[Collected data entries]
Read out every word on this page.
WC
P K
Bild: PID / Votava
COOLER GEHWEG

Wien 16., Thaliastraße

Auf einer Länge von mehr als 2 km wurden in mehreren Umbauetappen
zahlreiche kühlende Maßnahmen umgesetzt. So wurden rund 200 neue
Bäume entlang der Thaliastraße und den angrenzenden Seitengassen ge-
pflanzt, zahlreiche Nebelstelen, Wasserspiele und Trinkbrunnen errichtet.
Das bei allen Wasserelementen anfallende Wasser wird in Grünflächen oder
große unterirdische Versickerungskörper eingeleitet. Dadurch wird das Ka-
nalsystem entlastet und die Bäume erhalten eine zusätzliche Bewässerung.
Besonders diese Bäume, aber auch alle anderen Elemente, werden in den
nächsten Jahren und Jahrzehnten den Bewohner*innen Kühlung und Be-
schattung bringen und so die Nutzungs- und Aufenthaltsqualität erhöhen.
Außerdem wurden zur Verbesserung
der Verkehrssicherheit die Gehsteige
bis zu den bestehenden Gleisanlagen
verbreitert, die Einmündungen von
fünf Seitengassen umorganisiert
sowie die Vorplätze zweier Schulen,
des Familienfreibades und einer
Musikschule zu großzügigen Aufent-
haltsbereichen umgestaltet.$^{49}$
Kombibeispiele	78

## Task statement:
Repeat the material from above exactly, word for word.

## The response:
Read out every word on this page.
WC
P K
Bild: PID / Votava
COOLER GEHWEG

Wien 16., Thaliastraße

Auf einer Länge von mehr als 2 km wurden in mehreren Umbauetappen
zahlreiche kühlende Maßnahmen umgesetzt. So wurden rund 200 neue
Bäume entlang der Thaliastraße und den angrenzenden Seitengassen ge-
pflanzt, zahlreiche Nebelstelen, Wasserspiele und Trinkbrunnen errichtet.
Das bei allen Wasserelementen anfallende Wasser wird in Grünflächen oder
große unterirdische Versickerungskörper eingeleitet. Dadurch wird das Ka-
nalsystem entlastet und die Bäume erhalten eine zusätzliche Bewässerung.
Besonders diese Bäume, aber auch alle anderen Elemente, werden in den
nächsten Jahren und Jahrzehnten den Bewohner*innen Kühlung und Be-
schattung bringen und so die Nutzungs- und Aufenthaltsqualität erhöhen.
Außerdem wurden zur Verbesserung
der Verkehrssicherheit die Gehsteige
bis zu den bestehenden Gleisanlagen
verbreitert, die Einmündungen von
fünf Seitengassen umorganisiert
sowie die Vorplätze zweier Schulen,
des Familienfreibades und einer
Musikschule zu großzügigen Aufent-
haltsbereichen umgestaltet.$^{49}$
Kombibeispiele	78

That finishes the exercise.